■ Excerpt to read:
-- Start --

First Apartment Checklist: Everything You Actually Need (And What Can Wait)
Oh honey. I remember standing in the middle of my very first apartment — 23 years old, keys in hand, heart absolutely full — and thinking: now what? Because nobody actually tells you what you need. They tell you congratulations. They tell you how exciting it is. And then they leave you googling “do I need a can opener” at 11pm on a Tuesday.
I was the first of my friends to move out, which meant I was also the first to make every single mistake. I bought things I never used. I forgot things I desperately needed. I spent money in the wrong places and then had to make pasta with a pan I borrowed from my neighbor for three weeks.
So consider this the list I wish someone had handed me. Room by room, priority by priority — what you actually need on day one, what can wait a month, and where to spend your coins versus where to genuinely not bother. I’ve got you. Let’s curate a home.

🏠 Before We Get Into It: The Moving Day Mindset
There is one rule I want you to tattoo on your brain before you read a single item on this list:
Your first apartment does not need to be finished. It needs to be livable.
The perfectly styled, every-room-done apartment you see on Pinterest took people years. You have time. What you don’t have time for is sleeping on the floor because you tried to do everything at once and ran out of money before you bought a bed frame. Priorities first. Vibes second. The vibes will come — I promise.
💡 Nook Worthy Tip
Before you spend a single dollar on décor, make sure you have somewhere to sleep, something to cook with, and a way to shower. Everything else is a bonus in month one.
✨ The First Apartment Moving Mindset
1. Sleep First
You can live without a dining table. You cannot live without sleep. Bed is non-negotiable.
2. Function Over Form
Basic kitchen and bathroom essentials before anything pretty. Feed yourself. Clean yourself. Style later.
3. Vibes Are Earned
Lighting, plants, and personality come when you’re settled. They’re the reward for getting the basics right.
🛏️ Bedroom — The Priority Room
Your bedroom is where you rest, reset, and recharge. Get this right first and the rest of the apartment will follow. You spend a third of your life in here — it deserves the budget.

✅ Bedroom Non-Negotiables (Buy Before Moving In)
- Mattress — Do not cheap out here. Your back, your sleep, your sanity all depend on this. It does not have to be fancy. It has to be good enough.
- Bed frame — Sleeping on a mattress on the floor is fine for one week. After that your spirit starts to leave your body. A simple bed frame with storage underneath is a gift to your future self.
- Bedding set — Duvet or comforter, pillowcases, a fitted sheet. Get at least two sets so you have something to sleep on while one is in the wash. This is not optional advice.
- Pillows — At minimum two sleeping pillows. The decorative ones can wait.
- Blackout curtains or blinds — If your landlord hasn’t provided these and you’re facing east or a street lamp, you will not sleep. Get them before you move in.
- Hangers — Sounds obvious. Mentioned because you will forget them.
- Laundry basket — Otherwise the floor becomes the basket and then your entire apartment smells like regret.
📦 Bedroom Nice-to-Haves (Buy When You Can)
- Bedside table or nightstand — even a small stool or a crate works to start
- Bedside lamp — this is actually closer to essential. Overhead lighting is your enemy.

-- End --

■ Written request a:
From the first apartment checklist, answer:
(i) How long did the writer cook with a pan borrowed from a neighbor?
(ii) Which three things should be in place before any money goes to décor?
(iii) How many bedding sets does the checklist advise getting at minimum?

■ Data section:

-- Start --

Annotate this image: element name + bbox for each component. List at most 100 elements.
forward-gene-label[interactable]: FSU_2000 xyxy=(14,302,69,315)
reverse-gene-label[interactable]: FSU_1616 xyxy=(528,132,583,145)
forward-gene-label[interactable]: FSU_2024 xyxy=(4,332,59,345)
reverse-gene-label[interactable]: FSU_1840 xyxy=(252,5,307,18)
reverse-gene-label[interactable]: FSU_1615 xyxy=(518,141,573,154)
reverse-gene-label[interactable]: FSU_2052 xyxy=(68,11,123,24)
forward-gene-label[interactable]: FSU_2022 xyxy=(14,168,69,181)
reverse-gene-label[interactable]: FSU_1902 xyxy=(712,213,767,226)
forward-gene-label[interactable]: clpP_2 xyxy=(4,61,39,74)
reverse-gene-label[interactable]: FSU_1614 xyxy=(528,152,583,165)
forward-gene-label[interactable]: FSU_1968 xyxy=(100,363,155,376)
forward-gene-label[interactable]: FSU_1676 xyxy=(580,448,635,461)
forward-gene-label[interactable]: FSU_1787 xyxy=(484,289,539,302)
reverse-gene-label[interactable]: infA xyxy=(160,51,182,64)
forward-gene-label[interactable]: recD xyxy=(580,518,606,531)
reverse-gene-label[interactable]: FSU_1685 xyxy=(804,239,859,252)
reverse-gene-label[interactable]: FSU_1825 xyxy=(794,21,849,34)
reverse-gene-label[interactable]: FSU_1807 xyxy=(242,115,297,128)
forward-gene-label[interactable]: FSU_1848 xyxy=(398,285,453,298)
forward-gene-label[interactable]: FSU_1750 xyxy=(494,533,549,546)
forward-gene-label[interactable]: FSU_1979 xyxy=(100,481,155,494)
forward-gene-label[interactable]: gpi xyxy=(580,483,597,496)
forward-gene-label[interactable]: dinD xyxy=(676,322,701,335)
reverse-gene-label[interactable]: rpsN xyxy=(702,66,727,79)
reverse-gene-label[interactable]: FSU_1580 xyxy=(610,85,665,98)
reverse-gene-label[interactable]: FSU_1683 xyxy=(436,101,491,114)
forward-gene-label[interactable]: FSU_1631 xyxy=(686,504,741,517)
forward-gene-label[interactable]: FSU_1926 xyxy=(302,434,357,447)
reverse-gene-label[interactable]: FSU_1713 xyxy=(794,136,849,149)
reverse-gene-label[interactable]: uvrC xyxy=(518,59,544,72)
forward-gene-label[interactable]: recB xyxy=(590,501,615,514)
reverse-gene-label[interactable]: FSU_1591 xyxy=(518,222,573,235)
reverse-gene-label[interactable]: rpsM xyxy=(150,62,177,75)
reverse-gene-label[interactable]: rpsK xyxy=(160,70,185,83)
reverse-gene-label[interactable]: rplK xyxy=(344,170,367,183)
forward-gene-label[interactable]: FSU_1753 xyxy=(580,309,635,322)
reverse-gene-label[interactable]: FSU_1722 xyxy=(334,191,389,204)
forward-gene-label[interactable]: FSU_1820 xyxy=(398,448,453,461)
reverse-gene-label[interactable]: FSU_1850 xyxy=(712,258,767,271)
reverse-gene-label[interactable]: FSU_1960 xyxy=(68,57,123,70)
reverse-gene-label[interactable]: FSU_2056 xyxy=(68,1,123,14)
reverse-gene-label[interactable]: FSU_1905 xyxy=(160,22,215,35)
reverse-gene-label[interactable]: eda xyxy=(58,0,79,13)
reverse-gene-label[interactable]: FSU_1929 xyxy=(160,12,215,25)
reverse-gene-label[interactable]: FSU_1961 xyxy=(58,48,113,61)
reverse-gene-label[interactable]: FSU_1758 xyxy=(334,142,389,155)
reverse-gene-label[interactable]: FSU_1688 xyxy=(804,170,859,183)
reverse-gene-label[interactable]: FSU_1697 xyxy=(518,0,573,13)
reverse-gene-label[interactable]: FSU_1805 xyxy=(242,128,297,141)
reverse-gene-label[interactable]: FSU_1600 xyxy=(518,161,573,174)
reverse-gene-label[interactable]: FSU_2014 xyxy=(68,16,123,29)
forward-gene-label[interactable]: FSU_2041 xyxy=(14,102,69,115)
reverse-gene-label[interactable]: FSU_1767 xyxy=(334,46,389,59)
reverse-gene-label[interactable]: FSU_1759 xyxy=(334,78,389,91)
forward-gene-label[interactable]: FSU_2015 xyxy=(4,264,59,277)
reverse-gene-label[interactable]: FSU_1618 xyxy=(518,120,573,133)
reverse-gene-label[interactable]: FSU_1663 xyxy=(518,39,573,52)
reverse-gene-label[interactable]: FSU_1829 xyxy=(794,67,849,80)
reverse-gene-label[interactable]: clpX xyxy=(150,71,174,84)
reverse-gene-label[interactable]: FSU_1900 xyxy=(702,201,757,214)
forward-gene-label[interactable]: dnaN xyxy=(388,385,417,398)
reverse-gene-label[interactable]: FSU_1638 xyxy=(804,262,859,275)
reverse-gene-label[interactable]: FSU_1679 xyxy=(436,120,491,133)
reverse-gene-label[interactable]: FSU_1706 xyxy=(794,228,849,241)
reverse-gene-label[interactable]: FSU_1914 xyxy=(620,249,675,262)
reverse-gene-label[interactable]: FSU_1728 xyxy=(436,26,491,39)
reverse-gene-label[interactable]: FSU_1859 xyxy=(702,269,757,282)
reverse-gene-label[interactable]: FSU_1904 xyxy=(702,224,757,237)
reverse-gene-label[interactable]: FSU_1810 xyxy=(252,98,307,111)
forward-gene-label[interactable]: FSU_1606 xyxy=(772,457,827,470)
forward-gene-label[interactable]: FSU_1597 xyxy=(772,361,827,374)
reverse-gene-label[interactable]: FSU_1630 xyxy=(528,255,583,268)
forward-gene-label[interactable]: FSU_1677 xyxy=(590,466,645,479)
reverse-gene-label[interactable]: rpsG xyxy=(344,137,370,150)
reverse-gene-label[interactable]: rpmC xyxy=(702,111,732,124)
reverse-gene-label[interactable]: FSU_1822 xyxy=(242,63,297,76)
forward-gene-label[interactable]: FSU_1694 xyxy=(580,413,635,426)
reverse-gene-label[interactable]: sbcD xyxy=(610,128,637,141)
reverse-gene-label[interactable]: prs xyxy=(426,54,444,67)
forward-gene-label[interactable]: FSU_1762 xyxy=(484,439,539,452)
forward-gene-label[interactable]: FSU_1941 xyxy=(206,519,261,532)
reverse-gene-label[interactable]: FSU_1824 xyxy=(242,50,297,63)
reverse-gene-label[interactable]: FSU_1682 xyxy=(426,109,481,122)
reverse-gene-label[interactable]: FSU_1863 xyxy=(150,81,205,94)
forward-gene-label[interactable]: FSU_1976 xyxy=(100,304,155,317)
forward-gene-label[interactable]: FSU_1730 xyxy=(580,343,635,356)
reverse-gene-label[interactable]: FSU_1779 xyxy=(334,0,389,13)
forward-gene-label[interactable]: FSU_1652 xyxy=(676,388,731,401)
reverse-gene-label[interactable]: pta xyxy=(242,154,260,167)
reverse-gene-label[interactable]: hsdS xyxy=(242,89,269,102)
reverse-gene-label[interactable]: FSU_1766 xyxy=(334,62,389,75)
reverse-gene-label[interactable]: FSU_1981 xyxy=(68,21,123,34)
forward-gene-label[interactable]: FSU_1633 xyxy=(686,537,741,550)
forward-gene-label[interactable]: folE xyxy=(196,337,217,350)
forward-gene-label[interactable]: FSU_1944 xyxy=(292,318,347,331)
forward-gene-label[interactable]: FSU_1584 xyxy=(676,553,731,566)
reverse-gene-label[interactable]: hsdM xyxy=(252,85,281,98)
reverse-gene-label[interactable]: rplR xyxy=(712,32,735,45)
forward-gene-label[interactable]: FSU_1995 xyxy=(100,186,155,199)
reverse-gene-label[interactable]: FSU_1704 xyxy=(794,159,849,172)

-- End --

■ Written request b:
Render the part of the records that opens with their first line and closes with the line containing "forward-gene-label[interactable]: FSU_2024 xyxy=(4,332,59,345)" as a numbered list, omitting blank lines.

■ Full solution a:
(i) Three weeks.
(ii) Somewhere to sleep, something to cook with, and a way to shower.
(iii) Two.

■ Full solution b:
1. Annotate this image: element name + bbox for each component. List at most 100 elements.
2. forward-gene-label[interactable]: FSU_2000 xyxy=(14,302,69,315)
3. reverse-gene-label[interactable]: FSU_1616 xyxy=(528,132,583,145)
4. forward-gene-label[interactable]: FSU_2024 xyxy=(4,332,59,345)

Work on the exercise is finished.